Task goal » Return all entries word for word, but drop any images.
########
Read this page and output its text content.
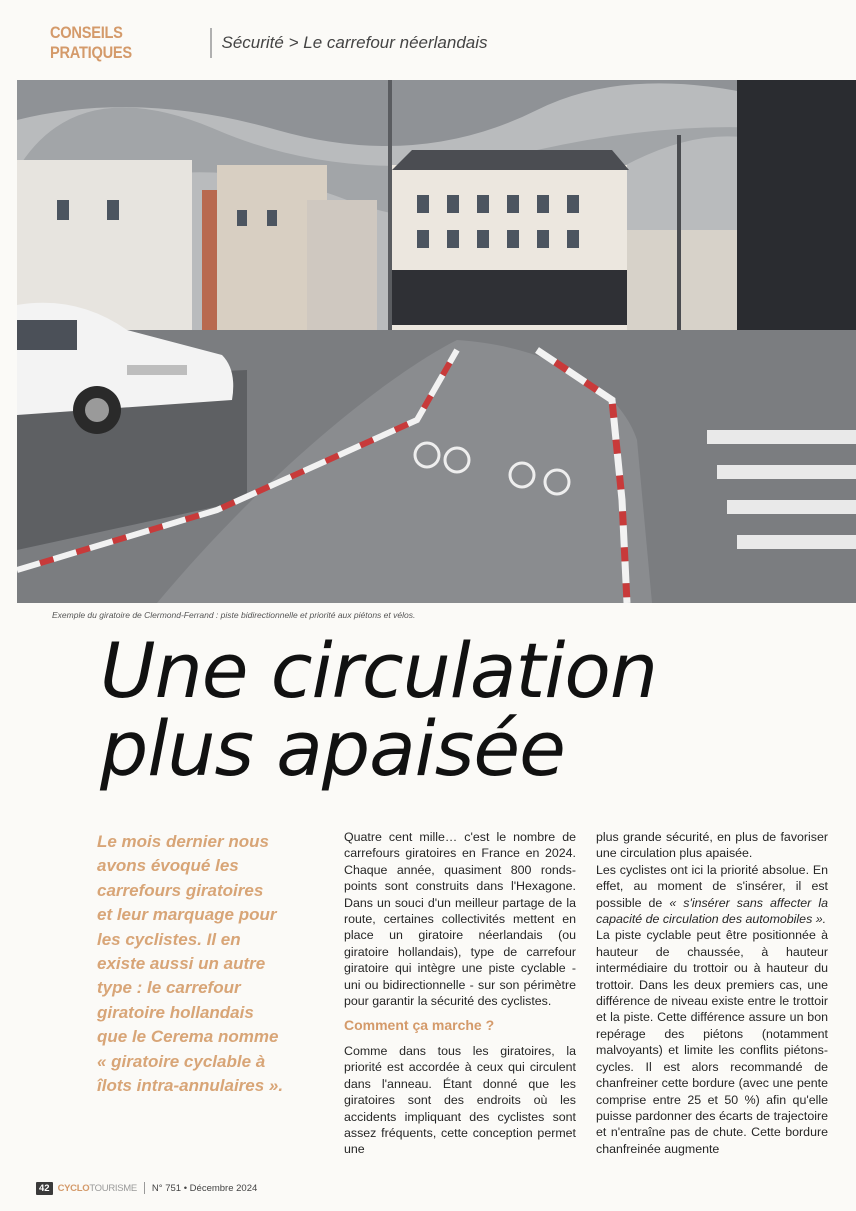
CONSEILS PRATIQUES
Sécurité > Le carrefour néerlandais
Exemple du giratoire de Clermond-Ferrand : piste bidirectionnelle et priorité aux piétons et vélos.
Une circulation
plus apaisée
Le mois dernier nous
avons évoqué les
carrefours giratoires
et leur marquage pour
les cyclistes. Il en
existe aussi un autre
type : le carrefour
giratoire hollandais
que le Cerema nomme
« giratoire cyclable à
îlots intra-annulaires ».

Quatre cent mille… c'est le nombre de carrefours giratoires en France en 2024. Chaque année, quasiment 800 ronds-points sont construits dans l'Hexagone. Dans un souci d'un meilleur partage de la route, certaines collectivités mettent en place un giratoire néerlandais (ou giratoire hollandais), type de carrefour giratoire qui intègre une piste cyclable - uni ou bidirectionnelle - sur son périmètre pour garantir la sécurité des cyclistes.

Comment ça marche ?

Comme dans tous les giratoires, la priorité est accordée à ceux qui circulent dans l'anneau. Étant donné que les giratoires sont des endroits où les accidents impliquant des cyclistes sont assez fréquents, cette conception permet une

plus grande sécurité, en plus de favoriser une circulation plus apaisée.

Les cyclistes ont ici la priorité absolue. En effet, au moment de s'insérer, il est possible de « s'insérer sans affecter la capacité de circulation des automobiles ».

La piste cyclable peut être positionnée à hauteur de chaussée, à hauteur intermédiaire du trottoir ou à hauteur du trottoir. Dans les deux premiers cas, une différence de niveau existe entre le trottoir et la piste. Cette différence assure un bon repérage des piétons (notamment malvoyants) et limite les conflits piétons-cycles. Il est alors recommandé de chanfreiner cette bordure (avec une pente comprise entre 25 et 50 %) afin qu'elle puisse pardonner des écarts de trajectoire et n'entraîne pas de chute. Cette bordure chanfreinée augmente

42 CYCLOTOURISME N° 751 • Décembre 2024
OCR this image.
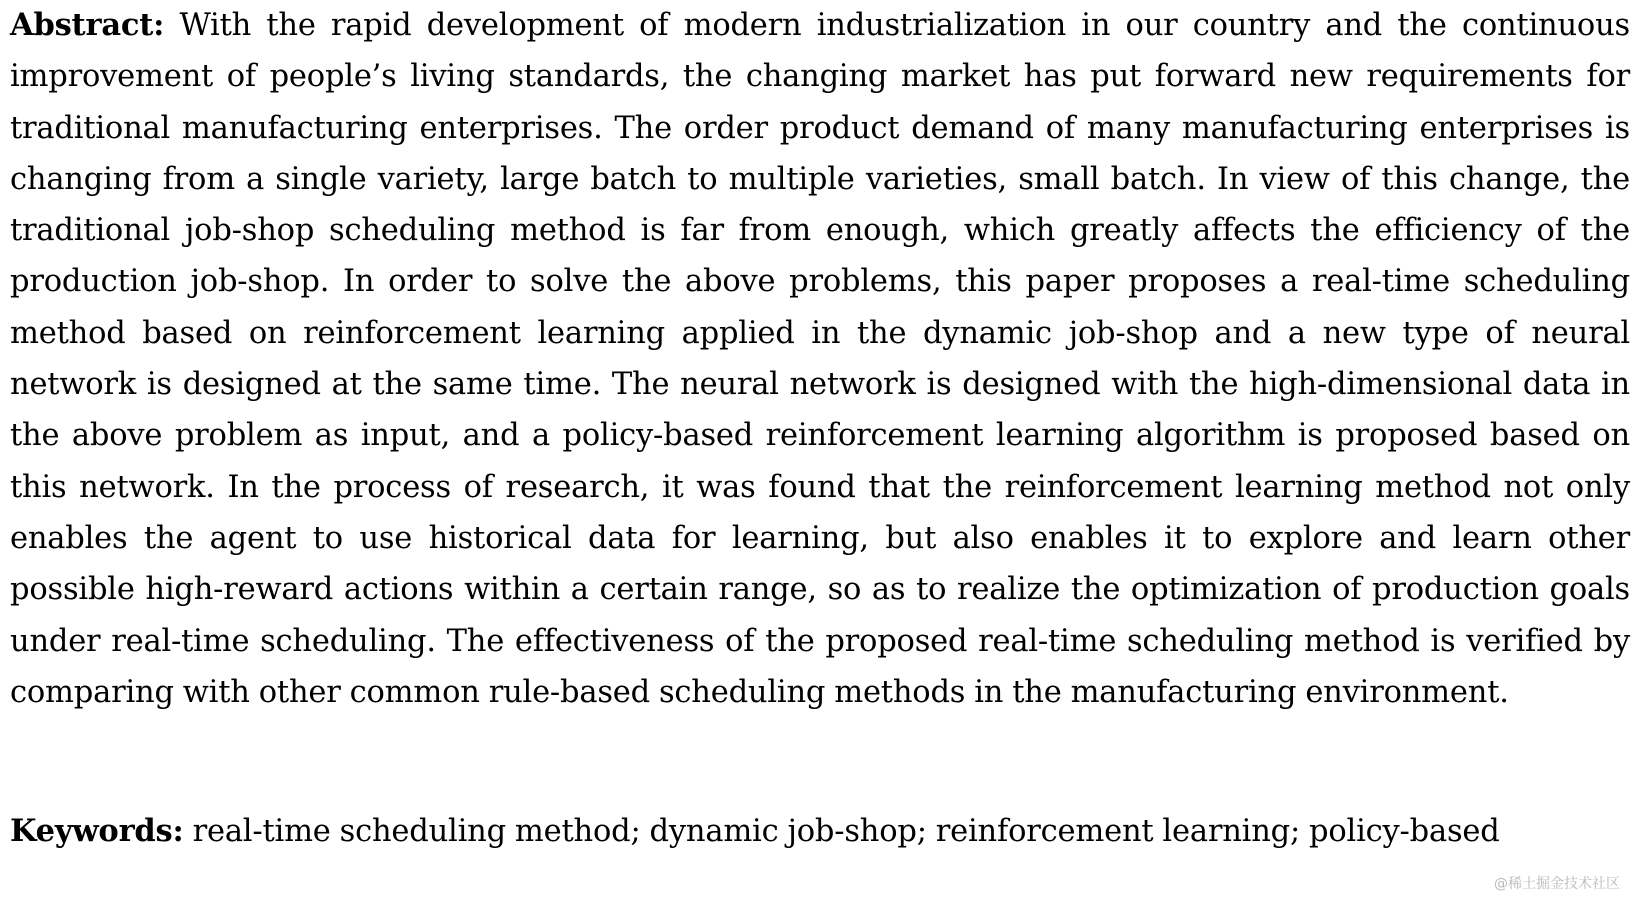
Abstract: With the rapid development of modern industrialization in our country and the continuous improvement of people’s living standards, the changing market has put forward new requirements for traditional manufacturing enterprises. The order product demand of many manufacturing enterprises is changing from a single variety, large batch to multiple varieties, small batch. In view of this change, the traditional job-shop scheduling method is far from enough, which greatly affects the efficiency of the production job-shop. In order to solve the above problems, this paper proposes a real-time scheduling method based on reinforcement learning applied in the dynamic job-shop and a new type of neural network is designed at the same time. The neural network is designed with the high-dimensional data in the above problem as input, and a policy-based reinforcement learning algorithm is proposed based on this network. In the process of research, it was found that the reinforcement learning method not only enables the agent to use historical data for learning, but also enables it to explore and learn other possible high-reward actions within a certain range, so as to realize the optimization of production goals under real-time scheduling. The effectiveness of the proposed real-time scheduling method is verified by comparing with other common rule-based scheduling methods in the manufacturing environment.

Keywords: real-time scheduling method; dynamic job-shop; reinforcement learning; policy-based

@稀土掘金技术社区
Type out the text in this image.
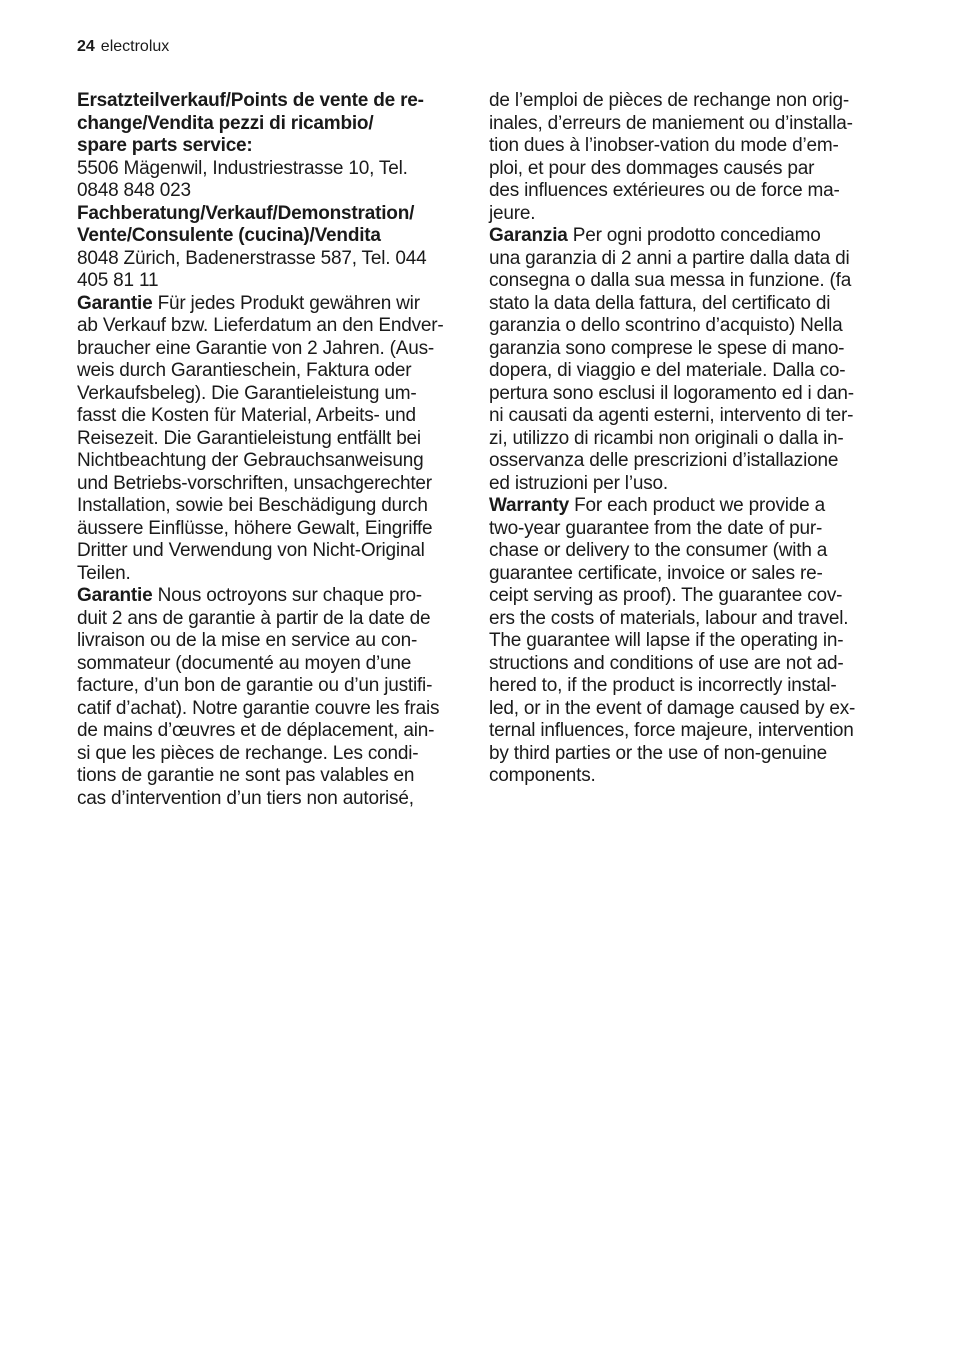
24 electrolux

Ersatzteilverkauf/Points de vente de re-
change/Vendita pezzi di ricambio/
spare parts service:

5506 Mägenwil, Industriestrasse 10, Tel.
0848 848 023

Fachberatung/Verkauf/Demonstration/
Vente/Consulente (cucina)/Vendita

8048 Zürich, Badenerstrasse 587, Tel. 044
405 81 11

Garantie Für jedes Produkt gewähren wir
ab Verkauf bzw. Lieferdatum an den Endver-
braucher eine Garantie von 2 Jahren. (Aus-
weis durch Garantieschein, Faktura oder
Verkaufsbeleg). Die Garantieleistung um-
fasst die Kosten für Material, Arbeits- und
Reisezeit. Die Garantieleistung entfällt bei
Nichtbeachtung der Gebrauchsanweisung
und Betriebs-vorschriften, unsachgerechter
Installation, sowie bei Beschädigung durch
äussere Einflüsse, höhere Gewalt, Eingriffe
Dritter und Verwendung von Nicht-Original
Teilen.

Garantie Nous octroyons sur chaque pro-
duit 2 ans de garantie à partir de la date de
livraison ou de la mise en service au con-
sommateur (documenté au moyen d’une
facture, d’un bon de garantie ou d’un justifi-
catif d’achat). Notre garantie couvre les frais
de mains d’œuvres et de déplacement, ain-
si que les pièces de rechange. Les condi-
tions de garantie ne sont pas valables en
cas d’intervention d’un tiers non autorisé,

de l’emploi de pièces de rechange non orig-
inales, d’erreurs de maniement ou d’installa-
tion dues à l’inobser-vation du mode d’em-
ploi, et pour des dommages causés par
des influences extérieures ou de force ma-
jeure.

Garanzia Per ogni prodotto concediamo
una garanzia di 2 anni a partire dalla data di
consegna o dalla sua messa in funzione. (fa
stato la data della fattura, del certificato di
garanzia o dello scontrino d’acquisto) Nella
garanzia sono comprese le spese di mano-
dopera, di viaggio e del materiale. Dalla co-
pertura sono esclusi il logoramento ed i dan-
ni causati da agenti esterni, intervento di ter-
zi, utilizzo di ricambi non originali o dalla in-
osservanza delle prescrizioni d’istallazione
ed istruzioni per l’uso.

Warranty For each product we provide a
two-year guarantee from the date of pur-
chase or delivery to the consumer (with a
guarantee certificate, invoice or sales re-
ceipt serving as proof). The guarantee cov-
ers the costs of materials, labour and travel.
The guarantee will lapse if the operating in-
structions and conditions of use are not ad-
hered to, if the product is incorrectly instal-
led, or in the event of damage caused by ex-
ternal influences, force majeure, intervention
by third parties or the use of non-genuine
components.
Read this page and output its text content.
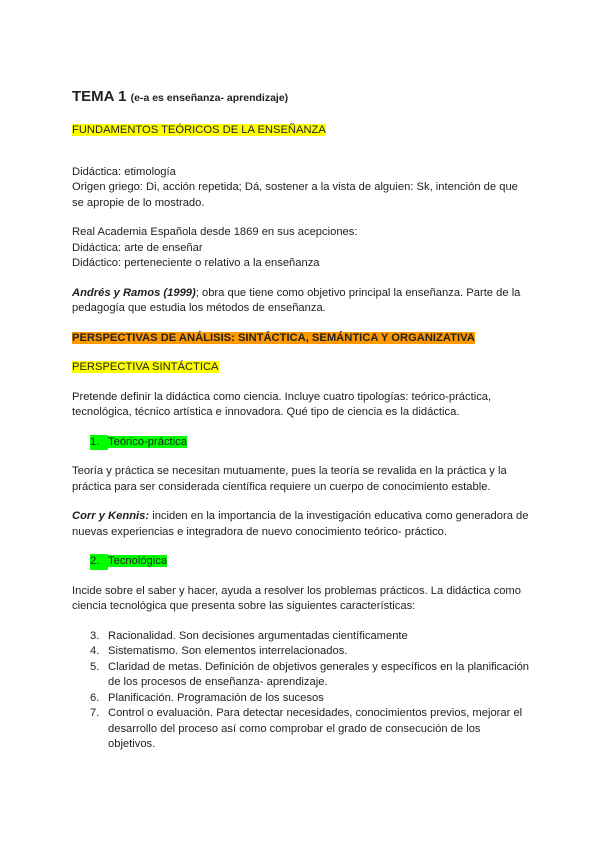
TEMA 1 (e-a es enseñanza- aprendizaje)

FUNDAMENTOS TEÓRICOS DE LA ENSEÑANZA

Didáctica: etimología
Origen griego: Di, acción repetida; Dá, sostener a la vista de alguien: Sk, intención de que
se apropie de lo mostrado.

Real Academia Española desde 1869 en sus acepciones:
Didáctica: arte de enseñar
Didáctico: perteneciente o relativo a la enseñanza

Andrés y Ramos (1999); obra que tiene como objetivo principal la enseñanza. Parte de la
pedagogía que estudia los métodos de enseñanza.

PERSPECTIVAS DE ANÁLISIS: SINTÁCTICA, SEMÁNTICA Y ORGANIZATIVA

PERSPECTIVA SINTÁCTICA

Pretende definir la didáctica como ciencia. Incluye cuatro tipologías: teórico-práctica,
tecnológica, técnico artística e innovadora. Qué tipo de ciencia es la didáctica.

1. Teórico-práctica

Teoría y práctica se necesitan mutuamente, pues la teoría se revalida en la práctica y la
práctica para ser considerada científica requiere un cuerpo de conocimiento estable.

Corr y Kennis: inciden en la importancia de la investigación educativa como generadora de
nuevas experiencias e integradora de nuevo conocimiento teórico- práctico.

2. Tecnológica

Incide sobre el saber y hacer, ayuda a resolver los problemas prácticos. La didáctica como
ciencia tecnológica que presenta sobre las siguientes características:

3. Racionalidad. Son decisiones argumentadas científicamente
4. Sistematismo. Son elementos interrelacionados.
5. Claridad de metas. Definición de objetivos generales y específicos en la planificación
de los procesos de enseñanza- aprendizaje.
6. Planificación. Programación de los sucesos
7. Control o evaluación. Para detectar necesidades, conocimientos previos, mejorar el
desarrollo del proceso así como comprobar el grado de consecución de los
objetivos.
########
Output of the task »
Read this page and output its text content.
CONSEILS PRATIQUES
Sécurité > Le carrefour néerlandais
Exemple du giratoire de Clermond-Ferrand : piste bidirectionnelle et priorité aux piétons et vélos.
Une circulation
plus apaisée
Le mois dernier nous
avons évoqué les
carrefours giratoires
et leur marquage pour
les cyclistes. Il en
existe aussi un autre
type : le carrefour
giratoire hollandais
que le Cerema nomme
« giratoire cyclable à
îlots intra-annulaires ».

Quatre cent mille… c'est le nombre de carrefours giratoires en France en 2024. Chaque année, quasiment 800 ronds-points sont construits dans l'Hexagone. Dans un souci d'un meilleur partage de la route, certaines collectivités mettent en place un giratoire néerlandais (ou giratoire hollandais), type de carrefour giratoire qui intègre une piste cyclable - uni ou bidirectionnelle - sur son périmètre pour garantir la sécurité des cyclistes.

Comment ça marche ?

Comme dans tous les giratoires, la priorité est accordée à ceux qui circulent dans l'anneau. Étant donné que les giratoires sont des endroits où les accidents impliquant des cyclistes sont assez fréquents, cette conception permet une

plus grande sécurité, en plus de favoriser une circulation plus apaisée.

Les cyclistes ont ici la priorité absolue. En effet, au moment de s'insérer, il est possible de « s'insérer sans affecter la capacité de circulation des automobiles ».

La piste cyclable peut être positionnée à hauteur de chaussée, à hauteur intermédiaire du trottoir ou à hauteur du trottoir. Dans les deux premiers cas, une différence de niveau existe entre le trottoir et la piste. Cette différence assure un bon repérage des piétons (notamment malvoyants) et limite les conflits piétons-cycles. Il est alors recommandé de chanfreiner cette bordure (avec une pente comprise entre 25 et 50 %) afin qu'elle puisse pardonner des écarts de trajectoire et n'entraîne pas de chute. Cette bordure chanfreinée augmente

42 CYCLOTOURISME N° 751 • Décembre 2024
OCR this image.
Abstract: With the rapid development of modern industrialization in our country and the continuous improvement of people’s living standards, the changing market has put forward new requirements for traditional manufacturing enterprises. The order product demand of many manufacturing enterprises is changing from a single variety, large batch to multiple varieties, small batch. In view of this change, the traditional job-shop scheduling method is far from enough, which greatly affects the efficiency of the production job-shop. In order to solve the above problems, this paper proposes a real-time scheduling method based on reinforcement learning applied in the dynamic job-shop and a new type of neural network is designed at the same time. The neural network is designed with the high-dimensional data in the above problem as input, and a policy-based reinforcement learning algorithm is proposed based on this network. In the process of research, it was found that the reinforcement learning method not only enables the agent to use historical data for learning, but also enables it to explore and learn other possible high-reward actions within a certain range, so as to realize the optimization of production goals under real-time scheduling. The effectiveness of the proposed real-time scheduling method is verified by comparing with other common rule-based scheduling methods in the manufacturing environment.

Keywords: real-time scheduling method; dynamic job-shop; reinforcement learning; policy-based

@稀土掘金技术社区
Type out the text in this image.
24 electrolux

Ersatzteilverkauf/Points de vente de re-
change/Vendita pezzi di ricambio/
spare parts service:

5506 Mägenwil, Industriestrasse 10, Tel.
0848 848 023

Fachberatung/Verkauf/Demonstration/
Vente/Consulente (cucina)/Vendita

8048 Zürich, Badenerstrasse 587, Tel. 044
405 81 11

Garantie Für jedes Produkt gewähren wir
ab Verkauf bzw. Lieferdatum an den Endver-
braucher eine Garantie von 2 Jahren. (Aus-
weis durch Garantieschein, Faktura oder
Verkaufsbeleg). Die Garantieleistung um-
fasst die Kosten für Material, Arbeits- und
Reisezeit. Die Garantieleistung entfällt bei
Nichtbeachtung der Gebrauchsanweisung
und Betriebs-vorschriften, unsachgerechter
Installation, sowie bei Beschädigung durch
äussere Einflüsse, höhere Gewalt, Eingriffe
Dritter und Verwendung von Nicht-Original
Teilen.

Garantie Nous octroyons sur chaque pro-
duit 2 ans de garantie à partir de la date de
livraison ou de la mise en service au con-
sommateur (documenté au moyen d’une
facture, d’un bon de garantie ou d’un justifi-
catif d’achat). Notre garantie couvre les frais
de mains d’œuvres et de déplacement, ain-
si que les pièces de rechange. Les condi-
tions de garantie ne sont pas valables en
cas d’intervention d’un tiers non autorisé,

de l’emploi de pièces de rechange non orig-
inales, d’erreurs de maniement ou d’installa-
tion dues à l’inobser-vation du mode d’em-
ploi, et pour des dommages causés par
des influences extérieures ou de force ma-
jeure.

Garanzia Per ogni prodotto concediamo
una garanzia di 2 anni a partire dalla data di
consegna o dalla sua messa in funzione. (fa
stato la data della fattura, del certificato di
garanzia o dello scontrino d’acquisto) Nella
garanzia sono comprese le spese di mano-
dopera, di viaggio e del materiale. Dalla co-
pertura sono esclusi il logoramento ed i dan-
ni causati da agenti esterni, intervento di ter-
zi, utilizzo di ricambi non originali o dalla in-
osservanza delle prescrizioni d’istallazione
ed istruzioni per l’uso.

Warranty For each product we provide a
two-year guarantee from the date of pur-
chase or delivery to the consumer (with a
guarantee certificate, invoice or sales re-
ceipt serving as proof). The guarantee cov-
ers the costs of materials, labour and travel.
The guarantee will lapse if the operating in-
structions and conditions of use are not ad-
hered to, if the product is incorrectly instal-
led, or in the event of damage caused by ex-
ternal influences, force majeure, intervention
by third parties or the use of non-genuine
components.
Read this page and output its text content.
TEMA 1 (e-a es enseñanza- aprendizaje)

FUNDAMENTOS TEÓRICOS DE LA ENSEÑANZA

Didáctica: etimología
Origen griego: Di, acción repetida; Dá, sostener a la vista de alguien: Sk, intención de que
se apropie de lo mostrado.

Real Academia Española desde 1869 en sus acepciones:
Didáctica: arte de enseñar
Didáctico: perteneciente o relativo a la enseñanza

Andrés y Ramos (1999); obra que tiene como objetivo principal la enseñanza. Parte de la
pedagogía que estudia los métodos de enseñanza.

PERSPECTIVAS DE ANÁLISIS: SINTÁCTICA, SEMÁNTICA Y ORGANIZATIVA

PERSPECTIVA SINTÁCTICA

Pretende definir la didáctica como ciencia. Incluye cuatro tipologías: teórico-práctica,
tecnológica, técnico artística e innovadora. Qué tipo de ciencia es la didáctica.

1. Teórico-práctica

Teoría y práctica se necesitan mutuamente, pues la teoría se revalida en la práctica y la
práctica para ser considerada científica requiere un cuerpo de conocimiento estable.

Corr y Kennis: inciden en la importancia de la investigación educativa como generadora de
nuevas experiencias e integradora de nuevo conocimiento teórico- práctico.

2. Tecnológica

Incide sobre el saber y hacer, ayuda a resolver los problemas prácticos. La didáctica como
ciencia tecnológica que presenta sobre las siguientes características:

3. Racionalidad. Son decisiones argumentadas científicamente
4. Sistematismo. Son elementos interrelacionados.
5. Claridad de metas. Definición de objetivos generales y específicos en la planificación
de los procesos de enseñanza- aprendizaje.
6. Planificación. Programación de los sucesos
7. Control o evaluación. Para detectar necesidades, conocimientos previos, mejorar el
desarrollo del proceso así como comprobar el grado de consecución de los
objetivos.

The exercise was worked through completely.